■ INSTRUCTIONS TO FOLLOW ■
Copy each of the entries below faithfully, setting aside any pictures.

■ DATA FOR THIS EXERCISE ■
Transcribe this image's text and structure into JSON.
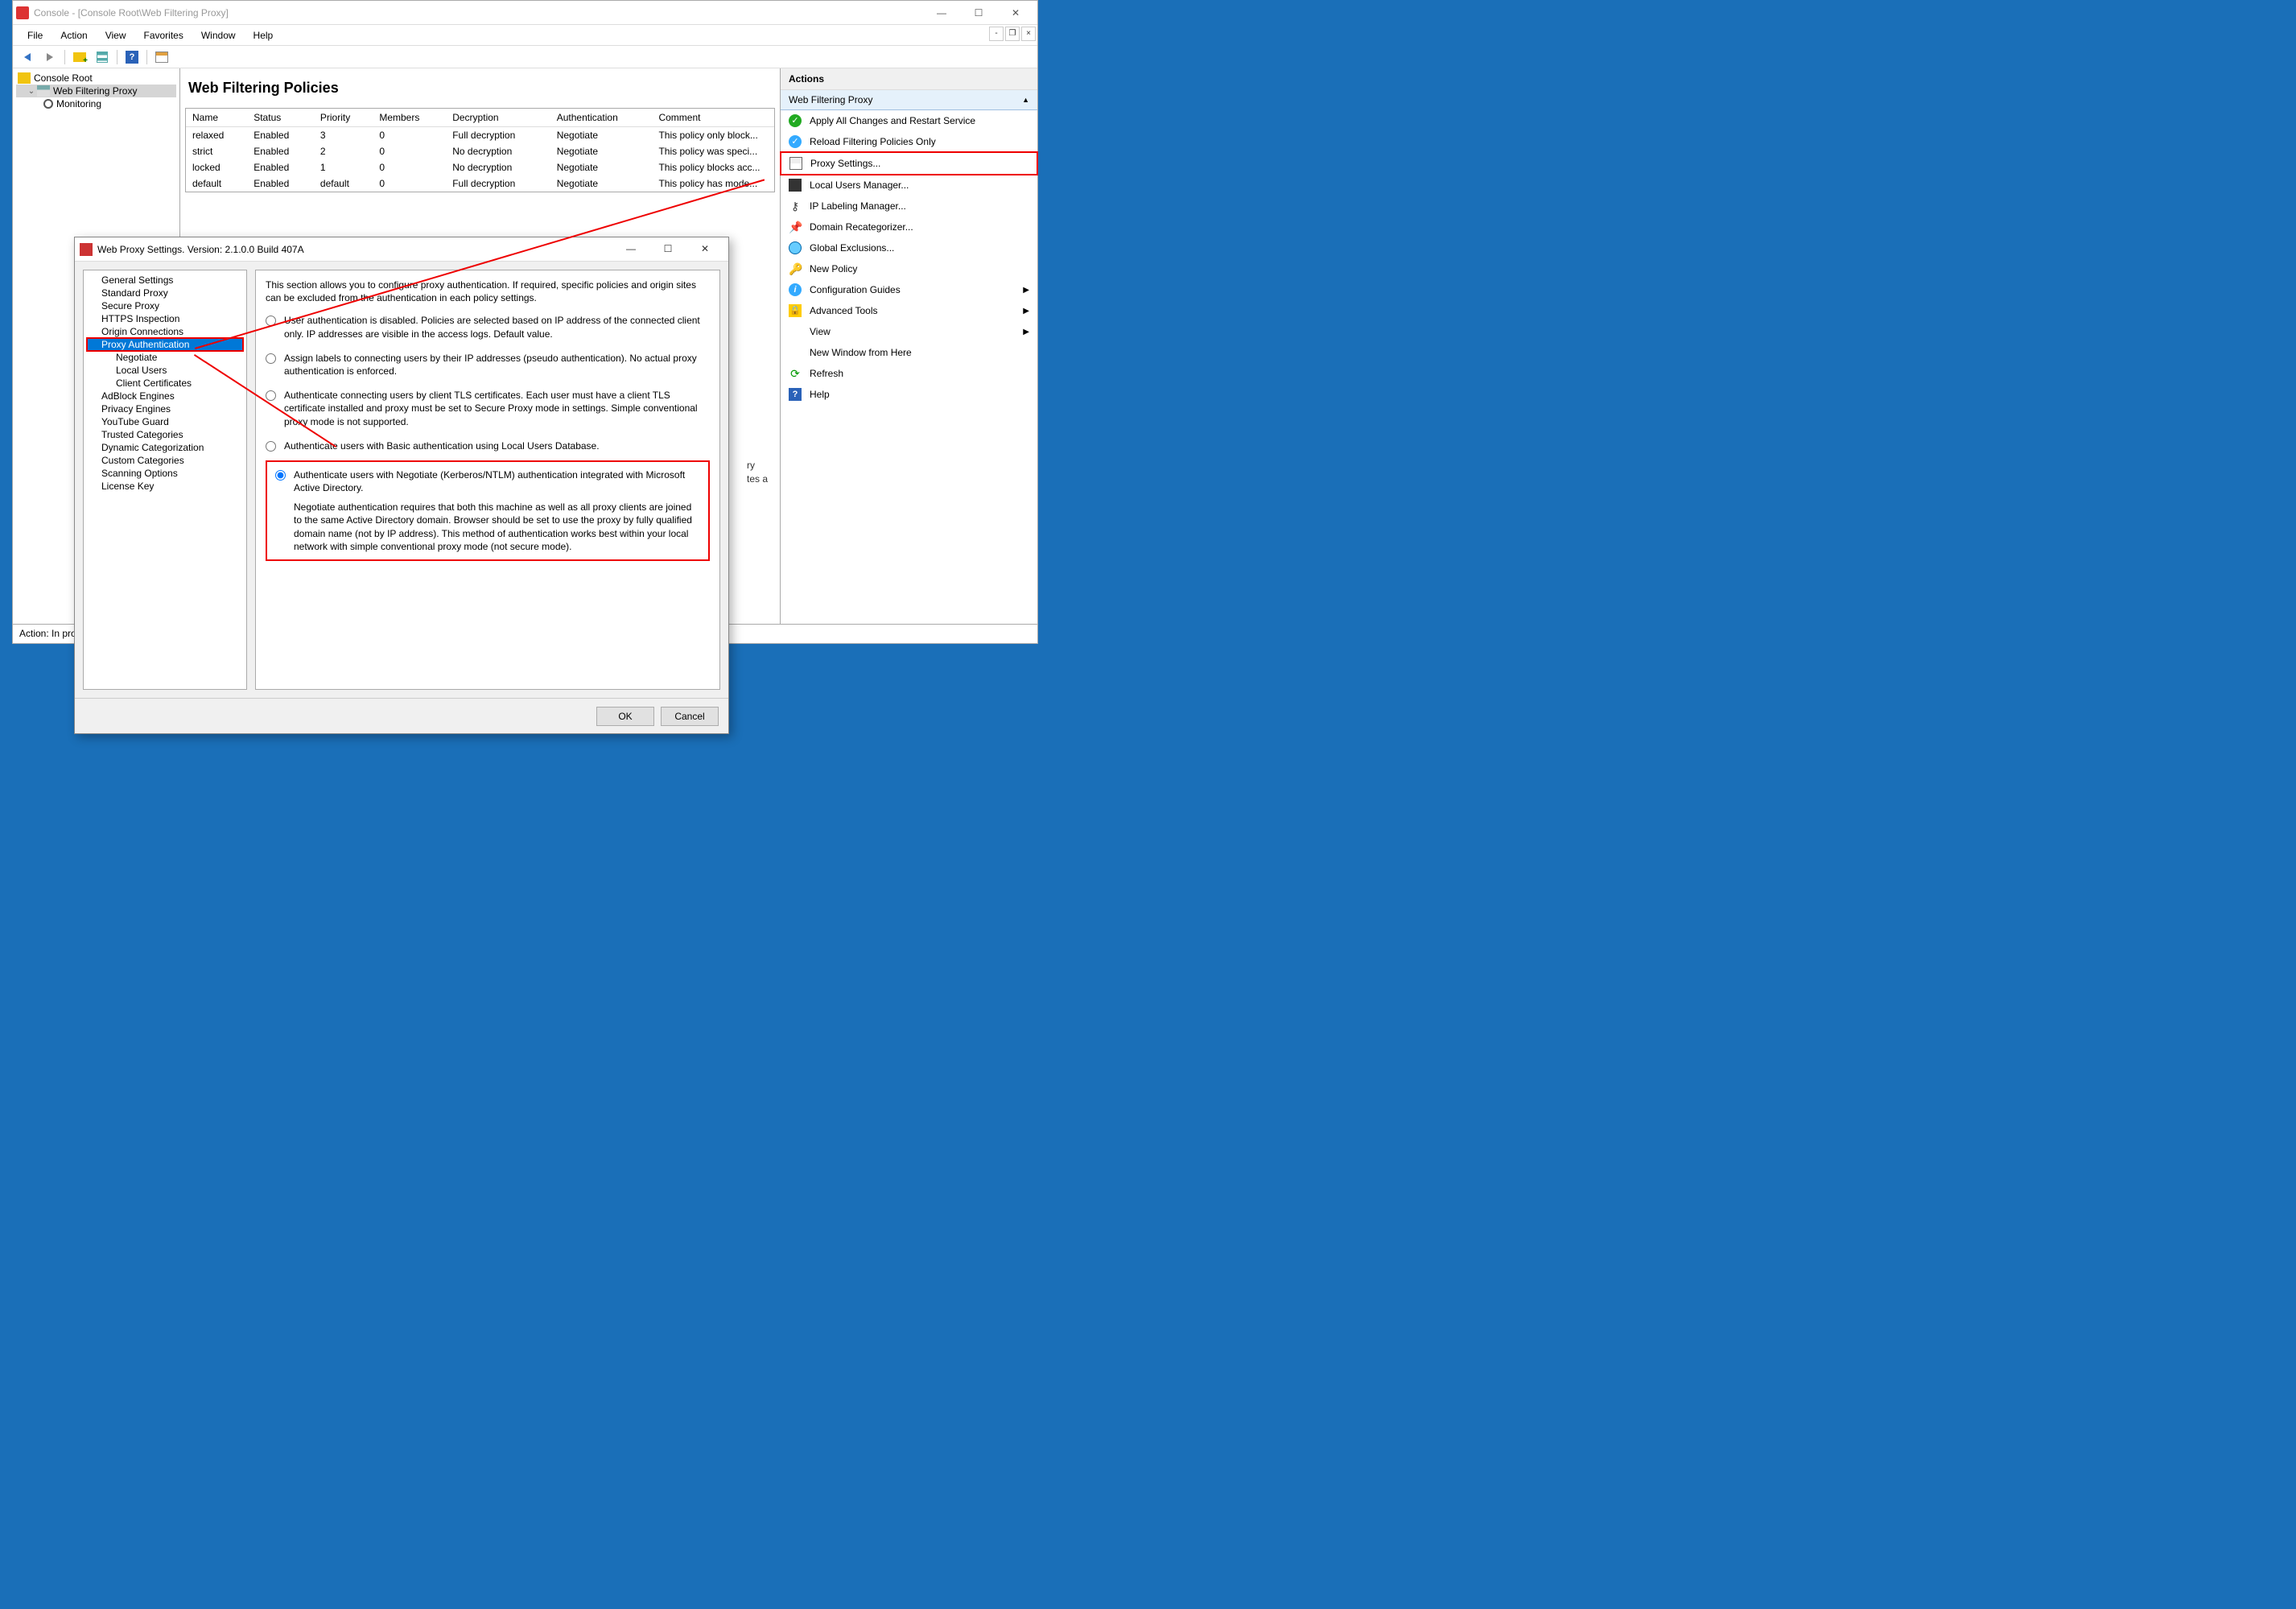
{
  "window": {
    "title": "Console - [Console Root\\Web Filtering Proxy]"
  },
  "menu": {
    "file": "File",
    "action": "Action",
    "view": "View",
    "favorites": "Favorites",
    "window": "Window",
    "help": "Help"
  },
  "tree": {
    "root": "Console Root",
    "proxy": "Web Filtering Proxy",
    "monitoring": "Monitoring"
  },
  "center": {
    "heading": "Web Filtering Policies",
    "cols": {
      "name": "Name",
      "status": "Status",
      "priority": "Priority",
      "members": "Members",
      "decryption": "Decryption",
      "auth": "Authentication",
      "comment": "Comment"
    },
    "rows": [
      {
        "name": "relaxed",
        "status": "Enabled",
        "priority": "3",
        "members": "0",
        "decryption": "Full decryption",
        "auth": "Negotiate",
        "comment": "This policy only block..."
      },
      {
        "name": "strict",
        "status": "Enabled",
        "priority": "2",
        "members": "0",
        "decryption": "No decryption",
        "auth": "Negotiate",
        "comment": "This policy was speci..."
      },
      {
        "name": "locked",
        "status": "Enabled",
        "priority": "1",
        "members": "0",
        "decryption": "No decryption",
        "auth": "Negotiate",
        "comment": "This policy blocks acc..."
      },
      {
        "name": "default",
        "status": "Enabled",
        "priority": "default",
        "members": "0",
        "decryption": "Full decryption",
        "auth": "Negotiate",
        "comment": "This policy has mode..."
      }
    ],
    "note1": "ry",
    "note2": "tes a"
  },
  "actions": {
    "hdr": "Actions",
    "sub": "Web Filtering Proxy",
    "items": {
      "apply": "Apply All Changes and Restart Service",
      "reload": "Reload Filtering Policies Only",
      "proxy_settings": "Proxy Settings...",
      "local_users": "Local Users Manager...",
      "ip_label": "IP Labeling Manager...",
      "recat": "Domain Recategorizer...",
      "excl": "Global Exclusions...",
      "newpol": "New Policy",
      "guides": "Configuration Guides",
      "adv": "Advanced Tools",
      "view": "View",
      "newwin": "New Window from Here",
      "refresh": "Refresh",
      "help": "Help"
    }
  },
  "status": "Action:  In pro",
  "dialog": {
    "title": "Web Proxy Settings. Version: 2.1.0.0 Build 407A",
    "tree": {
      "general": "General Settings",
      "standard": "Standard Proxy",
      "secure": "Secure Proxy",
      "https": "HTTPS Inspection",
      "origin": "Origin Connections",
      "proxyauth": "Proxy Authentication",
      "negotiate": "Negotiate",
      "localusers": "Local Users",
      "clientcert": "Client Certificates",
      "adblock": "AdBlock Engines",
      "privacy": "Privacy Engines",
      "youtube": "YouTube Guard",
      "trusted": "Trusted Categories",
      "dyncat": "Dynamic Categorization",
      "custom": "Custom Categories",
      "scan": "Scanning Options",
      "license": "License Key"
    },
    "desc": "This section allows you to configure proxy authentication.  If required, specific policies and origin sites can be excluded from the authentication in each policy settings.",
    "opt1": "User authentication is disabled. Policies are selected based on IP address of the connected client only. IP addresses are visible in the access logs. Default value.",
    "opt2": "Assign labels to connecting users by their IP addresses (pseudo authentication). No actual proxy authentication is enforced.",
    "opt3": "Authenticate connecting users by client TLS certificates. Each user must have a client TLS certificate installed and proxy must be set to Secure Proxy mode in settings. Simple conventional proxy mode is not supported.",
    "opt4": "Authenticate users with Basic authentication using Local Users Database.",
    "opt5": "Authenticate users with Negotiate (Kerberos/NTLM) authentication integrated with Microsoft Active Directory.",
    "opt5_note": "Negotiate authentication requires that both this machine as well as all proxy clients are joined to the same Active Directory domain. Browser should be set to use the proxy by fully qualified domain name (not by IP address). This method of authentication works best within your local network with simple conventional proxy mode (not secure mode).",
    "ok": "OK",
    "cancel": "Cancel"
  }
}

■ COMPLETE RESPONSE ■
Transcribe this image's text and structure into JSON.
{
  "window": {
    "title": "Console - [Console Root\\Web Filtering Proxy]"
  },
  "menu": {
    "file": "File",
    "action": "Action",
    "view": "View",
    "favorites": "Favorites",
    "window": "Window",
    "help": "Help"
  },
  "tree": {
    "root": "Console Root",
    "proxy": "Web Filtering Proxy",
    "monitoring": "Monitoring"
  },
  "center": {
    "heading": "Web Filtering Policies",
    "cols": {
      "name": "Name",
      "status": "Status",
      "priority": "Priority",
      "members": "Members",
      "decryption": "Decryption",
      "auth": "Authentication",
      "comment": "Comment"
    },
    "rows": [
      {
        "name": "relaxed",
        "status": "Enabled",
        "priority": "3",
        "members": "0",
        "decryption": "Full decryption",
        "auth": "Negotiate",
        "comment": "This policy only block..."
      },
      {
        "name": "strict",
        "status": "Enabled",
        "priority": "2",
        "members": "0",
        "decryption": "No decryption",
        "auth": "Negotiate",
        "comment": "This policy was speci..."
      },
      {
        "name": "locked",
        "status": "Enabled",
        "priority": "1",
        "members": "0",
        "decryption": "No decryption",
        "auth": "Negotiate",
        "comment": "This policy blocks acc..."
      },
      {
        "name": "default",
        "status": "Enabled",
        "priority": "default",
        "members": "0",
        "decryption": "Full decryption",
        "auth": "Negotiate",
        "comment": "This policy has mode..."
      }
    ],
    "note1": "ry",
    "note2": "tes a"
  },
  "actions": {
    "hdr": "Actions",
    "sub": "Web Filtering Proxy",
    "items": {
      "apply": "Apply All Changes and Restart Service",
      "reload": "Reload Filtering Policies Only",
      "proxy_settings": "Proxy Settings...",
      "local_users": "Local Users Manager...",
      "ip_label": "IP Labeling Manager...",
      "recat": "Domain Recategorizer...",
      "excl": "Global Exclusions...",
      "newpol": "New Policy",
      "guides": "Configuration Guides",
      "adv": "Advanced Tools",
      "view": "View",
      "newwin": "New Window from Here",
      "refresh": "Refresh",
      "help": "Help"
    }
  },
  "status": "Action:  In pro",
  "dialog": {
    "title": "Web Proxy Settings. Version: 2.1.0.0 Build 407A",
    "tree": {
      "general": "General Settings",
      "standard": "Standard Proxy",
      "secure": "Secure Proxy",
      "https": "HTTPS Inspection",
      "origin": "Origin Connections",
      "proxyauth": "Proxy Authentication",
      "negotiate": "Negotiate",
      "localusers": "Local Users",
      "clientcert": "Client Certificates",
      "adblock": "AdBlock Engines",
      "privacy": "Privacy Engines",
      "youtube": "YouTube Guard",
      "trusted": "Trusted Categories",
      "dyncat": "Dynamic Categorization",
      "custom": "Custom Categories",
      "scan": "Scanning Options",
      "license": "License Key"
    },
    "desc": "This section allows you to configure proxy authentication.  If required, specific policies and origin sites can be excluded from the authentication in each policy settings.",
    "opt1": "User authentication is disabled. Policies are selected based on IP address of the connected client only. IP addresses are visible in the access logs. Default value.",
    "opt2": "Assign labels to connecting users by their IP addresses (pseudo authentication). No actual proxy authentication is enforced.",
    "opt3": "Authenticate connecting users by client TLS certificates. Each user must have a client TLS certificate installed and proxy must be set to Secure Proxy mode in settings. Simple conventional proxy mode is not supported.",
    "opt4": "Authenticate users with Basic authentication using Local Users Database.",
    "opt5": "Authenticate users with Negotiate (Kerberos/NTLM) authentication integrated with Microsoft Active Directory.",
    "opt5_note": "Negotiate authentication requires that both this machine as well as all proxy clients are joined to the same Active Directory domain. Browser should be set to use the proxy by fully qualified domain name (not by IP address). This method of authentication works best within your local network with simple conventional proxy mode (not secure mode).",
    "ok": "OK",
    "cancel": "Cancel"
  }
}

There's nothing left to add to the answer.